### [Exercise objective]
Only the number is wanted: tally the lines below that contain the word "salary".

### [Provided data]
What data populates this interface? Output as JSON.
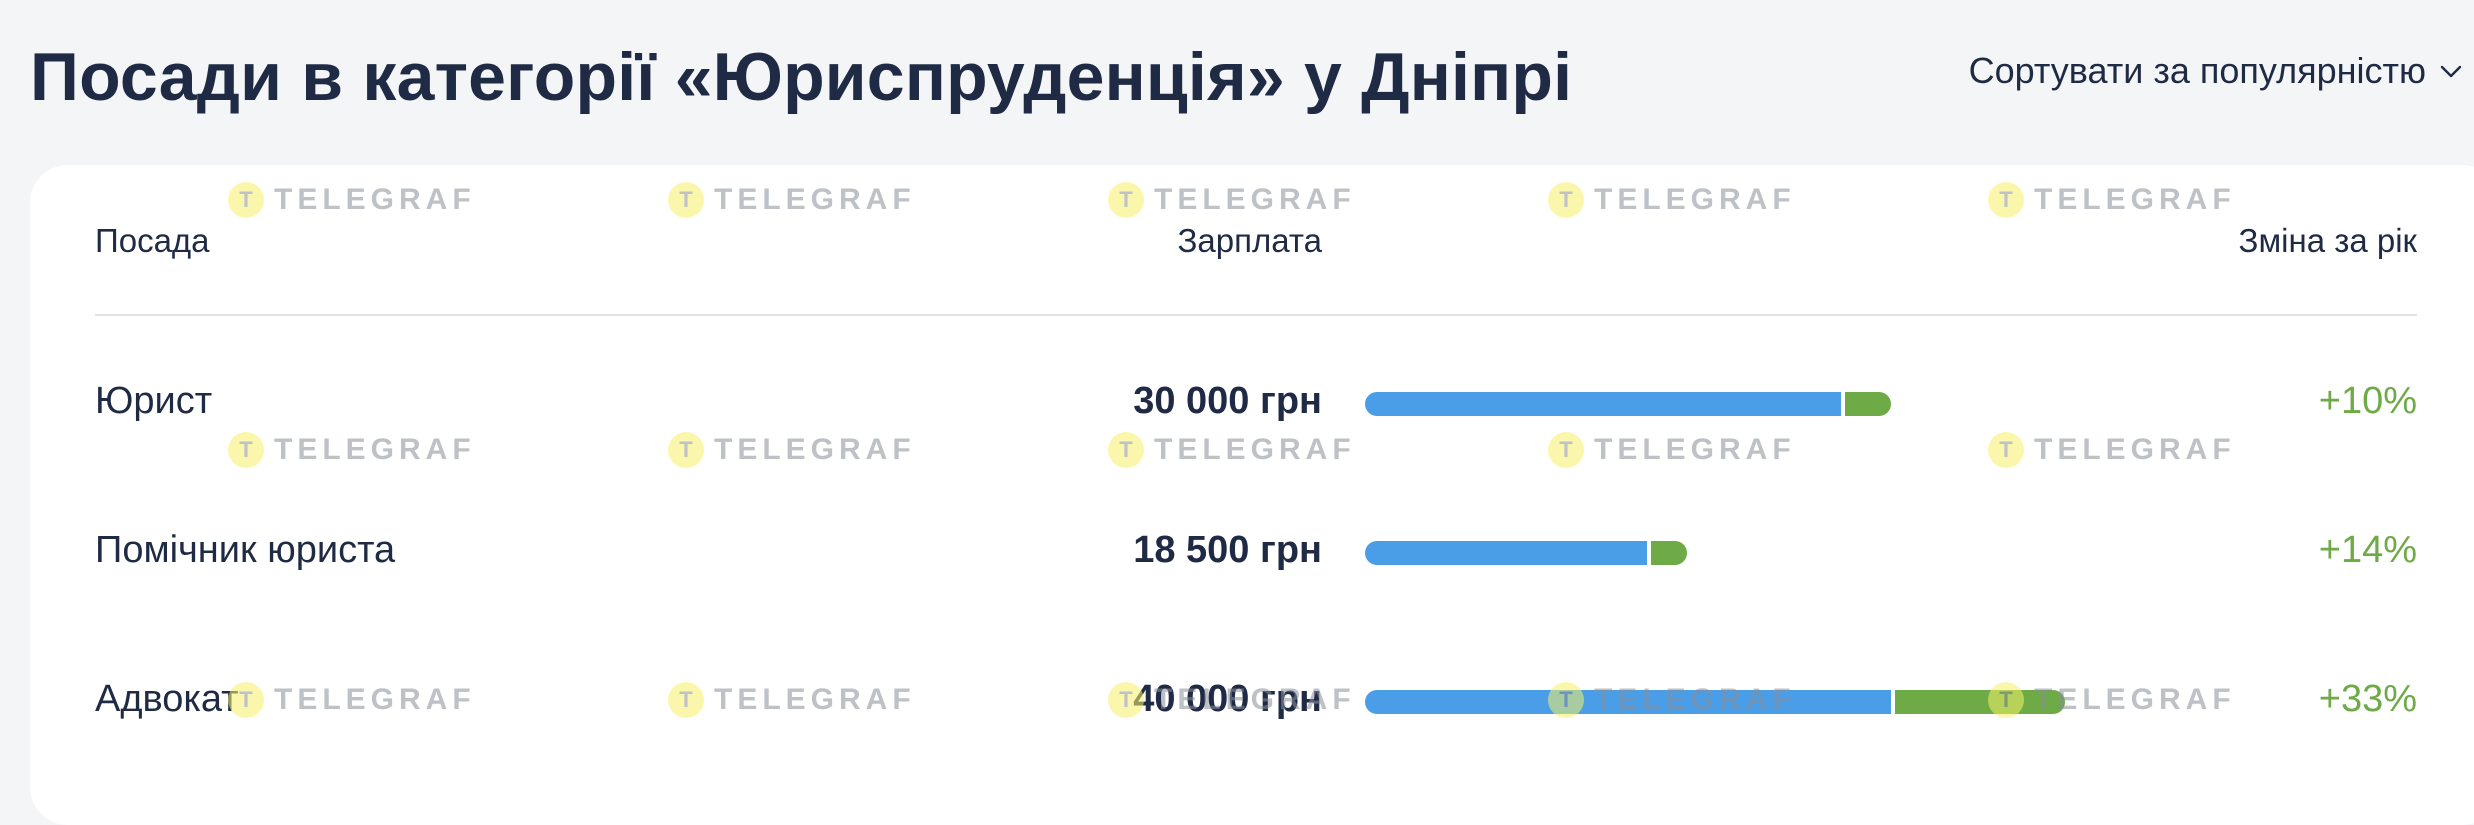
{
  "page": {
    "title": "Посади в категорії «Юриспруденція» у Дніпрі"
  },
  "sort": {
    "label": "Сортувати за популярністю",
    "icon": "chevron-down-icon"
  },
  "table": {
    "headers": {
      "position": "Посада",
      "salary": "Зарплата",
      "change": "Зміна за рік"
    },
    "rows": [
      {
        "title": "Юрист",
        "salary": "30 000 грн",
        "change": "+10%"
      },
      {
        "title": "Помічник юриста",
        "salary": "18 500 грн",
        "change": "+14%"
      },
      {
        "title": "Адвокат",
        "salary": "40 000 грн",
        "change": "+33%"
      }
    ]
  },
  "colors": {
    "bar_base": "#4a9ee8",
    "bar_growth": "#6eaa46",
    "change_text": "#6eaa46",
    "title_text": "#1f2a44"
  },
  "watermark": {
    "text": "TELEGRAF"
  }
}
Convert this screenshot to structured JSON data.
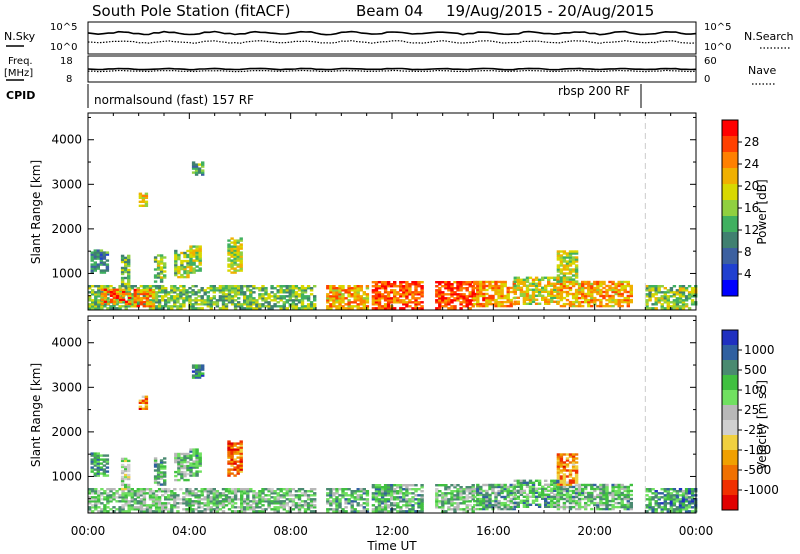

### [Task response]
4